Aim of the task
Leave the pictures out and transcribe every record exactly.

Items

----------------

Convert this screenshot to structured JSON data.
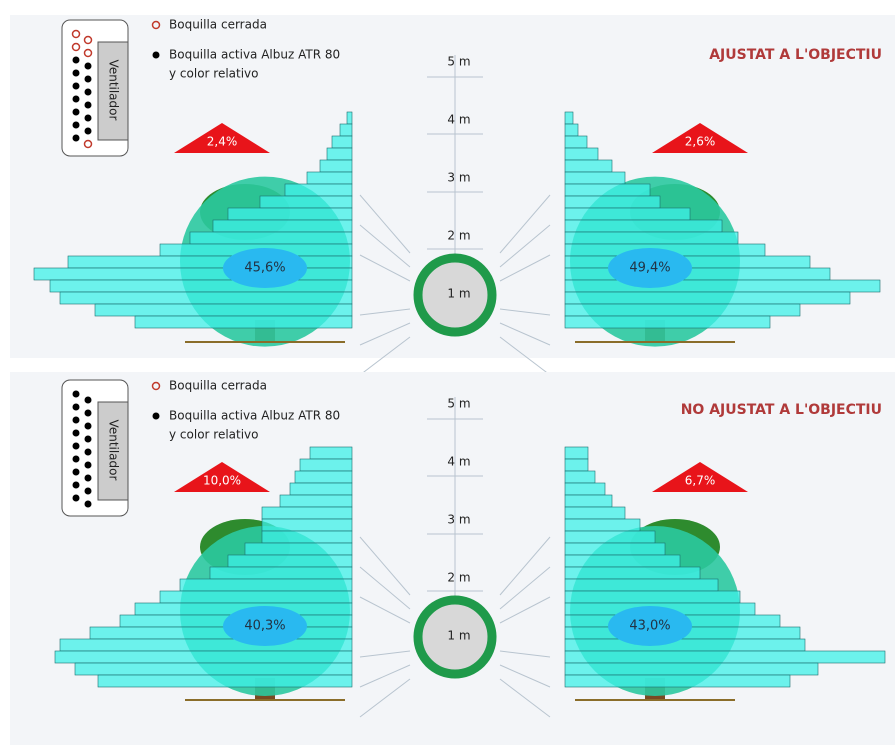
{
  "panels": [
    {
      "title": "AJUSTAT A L'OBJECTIU",
      "legend": {
        "closed": "Boquilla cerrada",
        "active": [
          "Boquilla activa Albuz ATR 80",
          "y color relativo"
        ]
      },
      "fan_label": "Ventilador",
      "left": {
        "top_percent": "2,4%",
        "canopy_percent": "45,6%"
      },
      "right": {
        "top_percent": "2,6%",
        "canopy_percent": "49,4%"
      },
      "height_labels": [
        "5 m",
        "4 m",
        "3 m",
        "2 m",
        "1 m"
      ]
    },
    {
      "title": "NO AJUSTAT A L'OBJECTIU",
      "legend": {
        "closed": "Boquilla cerrada",
        "active": [
          "Boquilla activa Albuz ATR 80",
          "y color relativo"
        ]
      },
      "fan_label": "Ventilador",
      "left": {
        "top_percent": "10,0%",
        "canopy_percent": "40,3%"
      },
      "right": {
        "top_percent": "6,7%",
        "canopy_percent": "43,0%"
      },
      "height_labels": [
        "5 m",
        "4 m",
        "3 m",
        "2 m",
        "1 m"
      ]
    }
  ]
}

----------------

The output
Convert this screenshot to structured JSON data.
{
  "panels": [
    {
      "title": "AJUSTAT A L'OBJECTIU",
      "legend": {
        "closed": "Boquilla cerrada",
        "active": [
          "Boquilla activa Albuz ATR 80",
          "y color relativo"
        ]
      },
      "fan_label": "Ventilador",
      "left": {
        "top_percent": "2,4%",
        "canopy_percent": "45,6%"
      },
      "right": {
        "top_percent": "2,6%",
        "canopy_percent": "49,4%"
      },
      "height_labels": [
        "5 m",
        "4 m",
        "3 m",
        "2 m",
        "1 m"
      ]
    },
    {
      "title": "NO AJUSTAT A L'OBJECTIU",
      "legend": {
        "closed": "Boquilla cerrada",
        "active": [
          "Boquilla activa Albuz ATR 80",
          "y color relativo"
        ]
      },
      "fan_label": "Ventilador",
      "left": {
        "top_percent": "10,0%",
        "canopy_percent": "40,3%"
      },
      "right": {
        "top_percent": "6,7%",
        "canopy_percent": "43,0%"
      },
      "height_labels": [
        "5 m",
        "4 m",
        "3 m",
        "2 m",
        "1 m"
      ]
    }
  ]
}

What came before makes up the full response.